SET PROBLEM -
Say how many lines contain the word "sealed". Only the number should be given.

RECORDS PROVIDED -
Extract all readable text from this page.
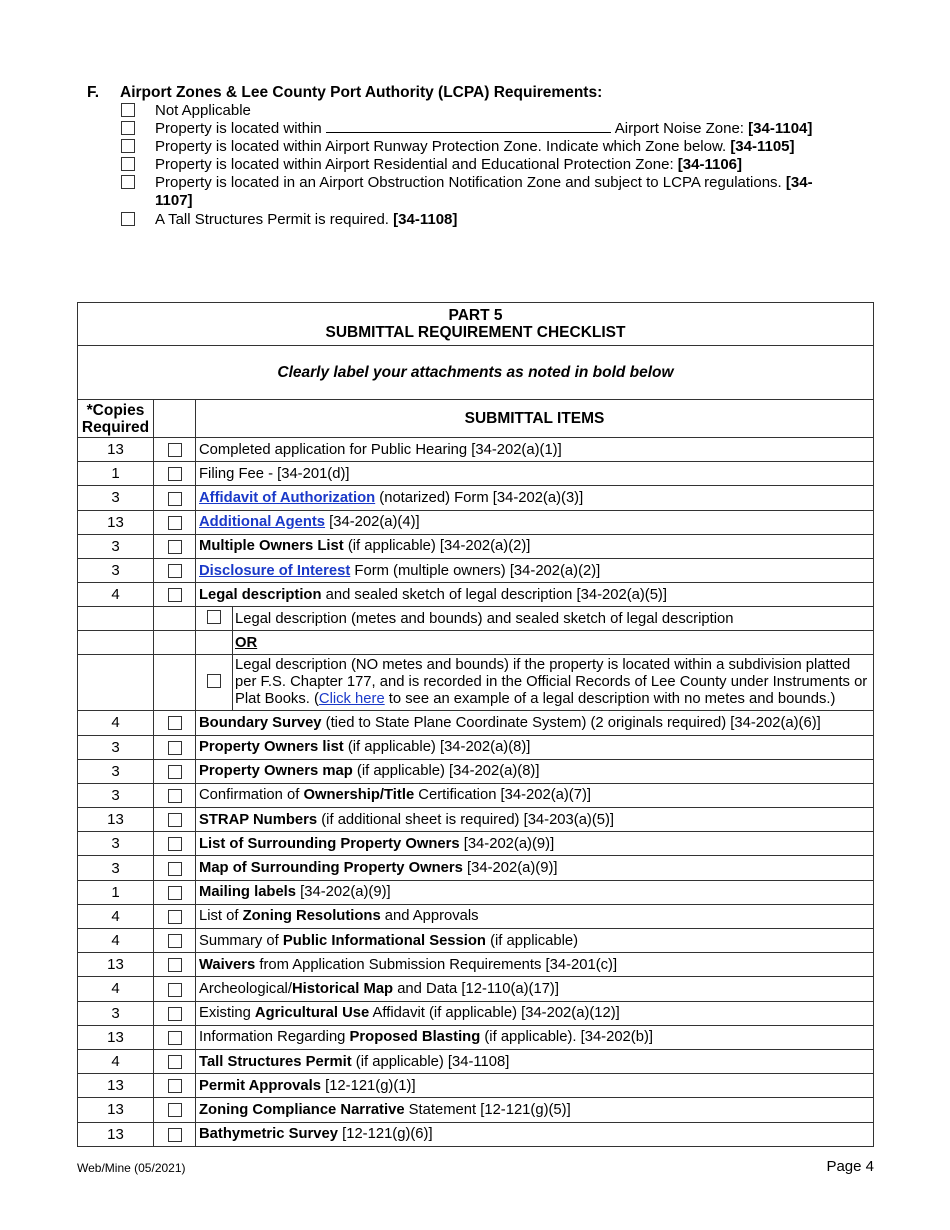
F. Airport Zones & Lee County Port Authority (LCPA) Requirements:
Not Applicable
Property is located within	Airport Noise Zone: [34-1104]
Property is located within Airport Runway Protection Zone. Indicate which Zone below. [34-1105]
Property is located within Airport Residential and Educational Protection Zone: [34-1106]
Property is located in an Airport Obstruction Notification Zone and subject to LCPA regulations. [34-
1107]
A Tall Structures Permit is required. [34-1108]
PART 5
SUBMITTAL REQUIREMENT CHECKLIST

Clearly label your attachments as noted in bold below

*Copies
Required
		SUBMITTAL ITEMS
13		Completed application for Public Hearing [34-202(a)(1)]
1		Filing Fee - [34-201(d)]
3		Affidavit of Authorization (notarized) Form [34-202(a)(3)]
13		Additional Agents [34-202(a)(4)]
3		Multiple Owners List (if applicable) [34-202(a)(2)]
3		Disclosure of Interest Form (multiple owners) [34-202(a)(2)]
4		Legal description and sealed sketch of legal description [34-202(a)(5)]

	Legal description (metes and bounds) and sealed sketch of legal description

	OR

	Legal description (NO metes and bounds) if the property is located within a subdivision platted per F.S. Chapter 177, and is recorded in the Official Records of Lee County under Instruments or Plat Books. (Click here to see an example of a legal description with no metes and bounds.)

4		Boundary Survey (tied to State Plane Coordinate System) (2 originals required) [34-202(a)(6)]
3		Property Owners list (if applicable) [34-202(a)(8)]
3		Property Owners map (if applicable) [34-202(a)(8)]
3		Confirmation of Ownership/Title Certification [34-202(a)(7)]
13		STRAP Numbers (if additional sheet is required) [34-203(a)(5)]
3		List of Surrounding Property Owners [34-202(a)(9)]
3		Map of Surrounding Property Owners [34-202(a)(9)]
1		Mailing labels [34-202(a)(9)]
4		List of Zoning Resolutions and Approvals
4		Summary of Public Informational Session (if applicable)
13		Waivers from Application Submission Requirements [34-201(c)]
4		Archeological/Historical Map and Data [12-110(a)(17)]
3		Existing Agricultural Use Affidavit (if applicable) [34-202(a)(12)]
13		Information Regarding Proposed Blasting (if applicable). [34-202(b)]
4		Tall Structures Permit (if applicable) [34-1108]
13		Permit Approvals [12-121(g)(1)]
13		Zoning Compliance Narrative Statement [12-121(g)(5)]
13		Bathymetric Survey [12-121(g)(6)]
Web/Mine (05/2021)	Page 4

EXPECTED ANSWER -
2